AIM OF THE TASK: Go through the records and copy each line where the word "link" occurs.

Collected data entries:
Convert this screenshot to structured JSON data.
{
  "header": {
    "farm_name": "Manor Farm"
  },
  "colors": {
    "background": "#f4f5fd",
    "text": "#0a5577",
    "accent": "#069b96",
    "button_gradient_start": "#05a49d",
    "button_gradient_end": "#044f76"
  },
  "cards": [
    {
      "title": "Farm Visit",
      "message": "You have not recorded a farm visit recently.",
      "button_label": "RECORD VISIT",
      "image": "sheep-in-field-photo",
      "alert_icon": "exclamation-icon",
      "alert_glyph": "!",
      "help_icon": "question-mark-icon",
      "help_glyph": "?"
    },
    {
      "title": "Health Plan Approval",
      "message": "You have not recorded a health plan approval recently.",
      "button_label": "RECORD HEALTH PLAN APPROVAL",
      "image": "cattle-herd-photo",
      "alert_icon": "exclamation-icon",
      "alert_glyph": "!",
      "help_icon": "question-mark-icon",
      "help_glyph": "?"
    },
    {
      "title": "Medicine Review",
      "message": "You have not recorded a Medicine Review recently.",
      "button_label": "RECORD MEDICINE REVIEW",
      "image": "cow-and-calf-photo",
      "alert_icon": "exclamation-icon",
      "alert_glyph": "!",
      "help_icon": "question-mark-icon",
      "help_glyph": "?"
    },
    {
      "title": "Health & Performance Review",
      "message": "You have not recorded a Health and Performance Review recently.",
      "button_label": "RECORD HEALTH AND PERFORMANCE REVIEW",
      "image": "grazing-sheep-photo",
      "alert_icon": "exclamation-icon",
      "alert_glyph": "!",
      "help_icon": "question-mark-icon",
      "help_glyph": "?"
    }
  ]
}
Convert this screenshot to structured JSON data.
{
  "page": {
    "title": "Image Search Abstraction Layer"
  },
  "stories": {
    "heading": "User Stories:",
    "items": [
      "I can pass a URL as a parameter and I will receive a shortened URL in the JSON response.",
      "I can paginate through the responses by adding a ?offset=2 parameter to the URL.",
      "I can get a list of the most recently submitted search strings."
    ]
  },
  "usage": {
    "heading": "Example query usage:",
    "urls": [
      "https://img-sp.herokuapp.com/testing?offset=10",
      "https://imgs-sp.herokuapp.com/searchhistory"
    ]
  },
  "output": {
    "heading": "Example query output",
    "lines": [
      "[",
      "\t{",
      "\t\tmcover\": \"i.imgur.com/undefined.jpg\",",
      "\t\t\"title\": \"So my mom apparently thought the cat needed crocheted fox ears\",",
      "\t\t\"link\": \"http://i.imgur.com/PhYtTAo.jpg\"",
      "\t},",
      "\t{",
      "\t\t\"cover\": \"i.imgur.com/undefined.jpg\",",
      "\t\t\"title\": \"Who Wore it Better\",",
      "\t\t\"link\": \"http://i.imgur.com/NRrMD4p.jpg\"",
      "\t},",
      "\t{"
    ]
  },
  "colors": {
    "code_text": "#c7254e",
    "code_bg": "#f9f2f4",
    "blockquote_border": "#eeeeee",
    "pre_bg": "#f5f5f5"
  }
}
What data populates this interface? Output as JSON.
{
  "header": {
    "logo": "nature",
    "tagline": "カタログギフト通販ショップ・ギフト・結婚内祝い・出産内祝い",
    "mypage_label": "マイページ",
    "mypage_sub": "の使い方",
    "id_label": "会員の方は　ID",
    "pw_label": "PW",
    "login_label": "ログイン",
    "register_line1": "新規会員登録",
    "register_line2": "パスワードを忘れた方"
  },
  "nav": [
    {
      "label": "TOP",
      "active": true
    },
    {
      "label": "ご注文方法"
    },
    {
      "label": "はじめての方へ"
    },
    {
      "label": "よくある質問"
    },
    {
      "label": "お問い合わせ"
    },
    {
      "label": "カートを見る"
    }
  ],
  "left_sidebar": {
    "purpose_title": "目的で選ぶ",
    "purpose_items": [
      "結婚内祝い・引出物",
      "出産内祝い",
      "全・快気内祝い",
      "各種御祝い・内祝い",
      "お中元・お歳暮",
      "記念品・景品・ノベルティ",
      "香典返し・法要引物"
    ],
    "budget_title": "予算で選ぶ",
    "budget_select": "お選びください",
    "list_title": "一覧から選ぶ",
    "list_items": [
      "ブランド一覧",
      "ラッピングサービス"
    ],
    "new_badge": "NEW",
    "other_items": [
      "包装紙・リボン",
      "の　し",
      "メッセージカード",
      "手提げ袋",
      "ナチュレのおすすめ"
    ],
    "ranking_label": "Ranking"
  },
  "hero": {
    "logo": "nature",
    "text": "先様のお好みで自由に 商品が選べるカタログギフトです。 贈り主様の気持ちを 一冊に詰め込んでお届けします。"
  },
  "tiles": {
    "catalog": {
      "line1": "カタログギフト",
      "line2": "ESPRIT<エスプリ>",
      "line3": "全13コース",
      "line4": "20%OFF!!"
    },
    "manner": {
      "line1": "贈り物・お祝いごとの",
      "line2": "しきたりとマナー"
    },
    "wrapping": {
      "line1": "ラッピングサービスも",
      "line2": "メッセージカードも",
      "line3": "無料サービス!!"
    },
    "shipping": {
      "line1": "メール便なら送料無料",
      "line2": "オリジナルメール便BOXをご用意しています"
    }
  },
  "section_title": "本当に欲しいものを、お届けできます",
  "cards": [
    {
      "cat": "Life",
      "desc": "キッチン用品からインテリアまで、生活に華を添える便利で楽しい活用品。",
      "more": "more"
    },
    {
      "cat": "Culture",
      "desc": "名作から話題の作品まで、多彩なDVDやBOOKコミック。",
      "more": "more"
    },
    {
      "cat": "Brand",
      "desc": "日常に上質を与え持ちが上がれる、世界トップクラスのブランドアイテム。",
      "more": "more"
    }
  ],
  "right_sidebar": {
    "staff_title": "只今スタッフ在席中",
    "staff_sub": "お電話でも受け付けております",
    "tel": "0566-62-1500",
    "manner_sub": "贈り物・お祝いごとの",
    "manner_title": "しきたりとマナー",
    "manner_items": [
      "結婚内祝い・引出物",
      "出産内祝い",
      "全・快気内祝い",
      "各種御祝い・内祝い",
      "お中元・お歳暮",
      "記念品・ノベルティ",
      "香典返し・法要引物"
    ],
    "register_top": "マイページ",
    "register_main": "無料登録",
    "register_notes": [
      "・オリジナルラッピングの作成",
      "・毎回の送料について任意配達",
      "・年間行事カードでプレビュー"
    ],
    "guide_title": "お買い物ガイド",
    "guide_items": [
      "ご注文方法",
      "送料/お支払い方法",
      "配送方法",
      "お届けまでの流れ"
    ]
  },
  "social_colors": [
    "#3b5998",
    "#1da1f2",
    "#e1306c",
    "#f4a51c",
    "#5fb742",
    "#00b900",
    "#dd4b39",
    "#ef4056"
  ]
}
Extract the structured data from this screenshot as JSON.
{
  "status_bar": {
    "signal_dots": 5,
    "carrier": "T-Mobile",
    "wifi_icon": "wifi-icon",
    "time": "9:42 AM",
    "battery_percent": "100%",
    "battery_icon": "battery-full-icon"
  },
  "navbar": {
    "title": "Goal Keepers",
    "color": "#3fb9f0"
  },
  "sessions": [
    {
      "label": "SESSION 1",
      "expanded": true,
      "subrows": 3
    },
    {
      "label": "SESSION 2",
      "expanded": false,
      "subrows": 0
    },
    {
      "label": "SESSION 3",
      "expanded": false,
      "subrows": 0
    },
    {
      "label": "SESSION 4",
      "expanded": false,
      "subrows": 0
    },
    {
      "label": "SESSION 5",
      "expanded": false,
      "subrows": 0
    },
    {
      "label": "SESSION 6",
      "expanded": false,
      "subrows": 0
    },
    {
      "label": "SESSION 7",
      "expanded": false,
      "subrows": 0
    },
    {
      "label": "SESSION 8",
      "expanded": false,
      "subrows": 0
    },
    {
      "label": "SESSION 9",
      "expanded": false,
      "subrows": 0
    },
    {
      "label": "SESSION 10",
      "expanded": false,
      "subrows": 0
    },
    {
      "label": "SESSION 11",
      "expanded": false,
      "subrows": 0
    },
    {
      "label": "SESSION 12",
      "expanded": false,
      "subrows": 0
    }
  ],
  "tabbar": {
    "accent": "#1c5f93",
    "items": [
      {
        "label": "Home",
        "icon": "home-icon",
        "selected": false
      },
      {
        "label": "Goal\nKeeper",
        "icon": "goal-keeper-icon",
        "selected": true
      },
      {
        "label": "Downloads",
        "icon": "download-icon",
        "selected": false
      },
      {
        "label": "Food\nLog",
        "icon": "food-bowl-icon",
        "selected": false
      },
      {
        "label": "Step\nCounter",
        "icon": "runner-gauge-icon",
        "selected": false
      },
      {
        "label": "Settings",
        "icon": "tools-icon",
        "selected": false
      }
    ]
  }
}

WRITTEN REPLY:
      "\t\t\"link\": \"http://i.imgur.com/PhYtTAo.jpg\"",
      "\t\t\"link\": \"http://i.imgur.com/NRrMD4p.jpg\"",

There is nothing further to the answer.